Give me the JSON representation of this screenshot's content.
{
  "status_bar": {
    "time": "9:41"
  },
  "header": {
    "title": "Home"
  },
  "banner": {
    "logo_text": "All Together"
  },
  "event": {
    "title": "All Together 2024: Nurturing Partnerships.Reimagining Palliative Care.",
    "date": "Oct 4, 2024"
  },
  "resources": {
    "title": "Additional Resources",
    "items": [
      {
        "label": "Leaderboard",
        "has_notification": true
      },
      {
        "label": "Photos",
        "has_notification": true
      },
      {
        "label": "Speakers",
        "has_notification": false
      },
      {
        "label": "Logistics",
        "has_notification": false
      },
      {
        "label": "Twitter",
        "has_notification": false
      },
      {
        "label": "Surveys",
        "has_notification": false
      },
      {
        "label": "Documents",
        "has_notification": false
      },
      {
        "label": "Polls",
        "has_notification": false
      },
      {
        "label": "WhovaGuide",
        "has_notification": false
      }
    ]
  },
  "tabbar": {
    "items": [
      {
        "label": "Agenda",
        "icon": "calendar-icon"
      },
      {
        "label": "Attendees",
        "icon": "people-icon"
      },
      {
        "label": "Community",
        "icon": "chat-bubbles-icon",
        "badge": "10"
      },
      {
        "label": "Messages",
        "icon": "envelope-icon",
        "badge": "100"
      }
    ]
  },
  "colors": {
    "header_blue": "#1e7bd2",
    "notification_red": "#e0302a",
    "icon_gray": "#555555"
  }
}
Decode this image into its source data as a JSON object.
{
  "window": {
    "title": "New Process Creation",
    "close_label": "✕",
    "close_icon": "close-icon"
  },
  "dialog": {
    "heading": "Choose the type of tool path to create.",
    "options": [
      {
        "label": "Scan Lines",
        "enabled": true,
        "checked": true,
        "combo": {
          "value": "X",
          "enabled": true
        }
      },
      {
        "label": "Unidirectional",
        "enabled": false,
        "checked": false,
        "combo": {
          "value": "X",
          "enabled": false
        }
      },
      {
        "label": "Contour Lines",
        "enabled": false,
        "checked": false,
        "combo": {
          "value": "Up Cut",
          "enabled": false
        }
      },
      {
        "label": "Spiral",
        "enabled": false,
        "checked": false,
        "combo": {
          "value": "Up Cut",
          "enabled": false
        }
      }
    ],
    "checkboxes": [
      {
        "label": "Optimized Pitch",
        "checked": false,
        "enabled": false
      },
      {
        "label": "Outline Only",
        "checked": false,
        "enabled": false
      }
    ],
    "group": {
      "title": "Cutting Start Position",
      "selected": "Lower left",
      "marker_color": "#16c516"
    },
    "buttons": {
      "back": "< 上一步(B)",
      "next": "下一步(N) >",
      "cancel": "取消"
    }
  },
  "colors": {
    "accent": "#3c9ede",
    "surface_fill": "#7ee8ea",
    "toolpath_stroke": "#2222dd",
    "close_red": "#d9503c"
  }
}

AIM — Show, from the material above, each line that includes the string "true".

THE ANSWER —
        "has_notification": true
        "has_notification": true
        "enabled": true,
        "checked": true,
          "enabled": true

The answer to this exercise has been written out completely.